Write out every entry exactly as given, but omit the pictures.
══ Listed entries
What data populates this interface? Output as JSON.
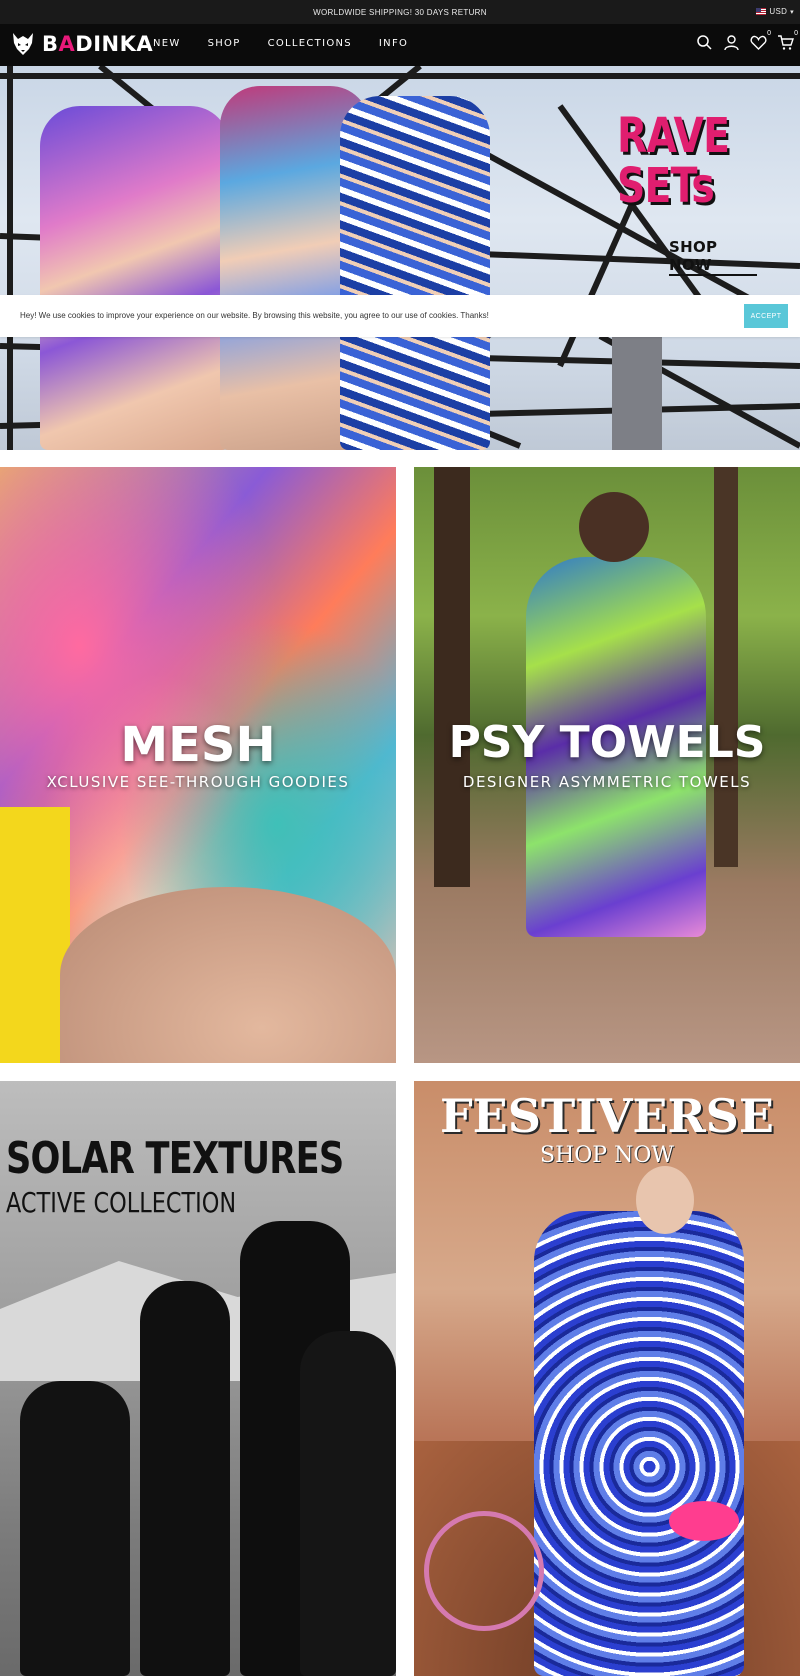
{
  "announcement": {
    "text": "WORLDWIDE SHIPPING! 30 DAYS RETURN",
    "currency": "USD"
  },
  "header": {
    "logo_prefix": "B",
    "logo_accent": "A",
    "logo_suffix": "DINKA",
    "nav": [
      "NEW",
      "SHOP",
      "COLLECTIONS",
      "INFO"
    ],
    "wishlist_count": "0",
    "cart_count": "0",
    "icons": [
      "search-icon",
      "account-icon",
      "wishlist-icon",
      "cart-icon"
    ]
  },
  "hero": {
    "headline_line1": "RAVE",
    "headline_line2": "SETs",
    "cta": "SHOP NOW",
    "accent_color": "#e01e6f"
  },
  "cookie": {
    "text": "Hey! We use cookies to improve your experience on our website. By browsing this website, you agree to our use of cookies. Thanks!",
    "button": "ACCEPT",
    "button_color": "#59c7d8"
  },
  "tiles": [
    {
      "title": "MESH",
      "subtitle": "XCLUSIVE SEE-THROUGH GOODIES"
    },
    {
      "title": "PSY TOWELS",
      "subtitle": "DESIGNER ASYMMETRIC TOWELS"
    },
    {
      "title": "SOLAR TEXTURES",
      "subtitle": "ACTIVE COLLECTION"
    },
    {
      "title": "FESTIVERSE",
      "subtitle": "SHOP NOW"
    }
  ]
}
════
Task result:
What data populates this interface? Output as JSON.
{
  "announcement": {
    "text": "WORLDWIDE SHIPPING! 30 DAYS RETURN",
    "currency": "USD"
  },
  "header": {
    "logo_prefix": "B",
    "logo_accent": "A",
    "logo_suffix": "DINKA",
    "nav": [
      "NEW",
      "SHOP",
      "COLLECTIONS",
      "INFO"
    ],
    "wishlist_count": "0",
    "cart_count": "0",
    "icons": [
      "search-icon",
      "account-icon",
      "wishlist-icon",
      "cart-icon"
    ]
  },
  "hero": {
    "headline_line1": "RAVE",
    "headline_line2": "SETs",
    "cta": "SHOP NOW",
    "accent_color": "#e01e6f"
  },
  "cookie": {
    "text": "Hey! We use cookies to improve your experience on our website. By browsing this website, you agree to our use of cookies. Thanks!",
    "button": "ACCEPT",
    "button_color": "#59c7d8"
  },
  "tiles": [
    {
      "title": "MESH",
      "subtitle": "XCLUSIVE SEE-THROUGH GOODIES"
    },
    {
      "title": "PSY TOWELS",
      "subtitle": "DESIGNER ASYMMETRIC TOWELS"
    },
    {
      "title": "SOLAR TEXTURES",
      "subtitle": "ACTIVE COLLECTION"
    },
    {
      "title": "FESTIVERSE",
      "subtitle": "SHOP NOW"
    }
  ]
}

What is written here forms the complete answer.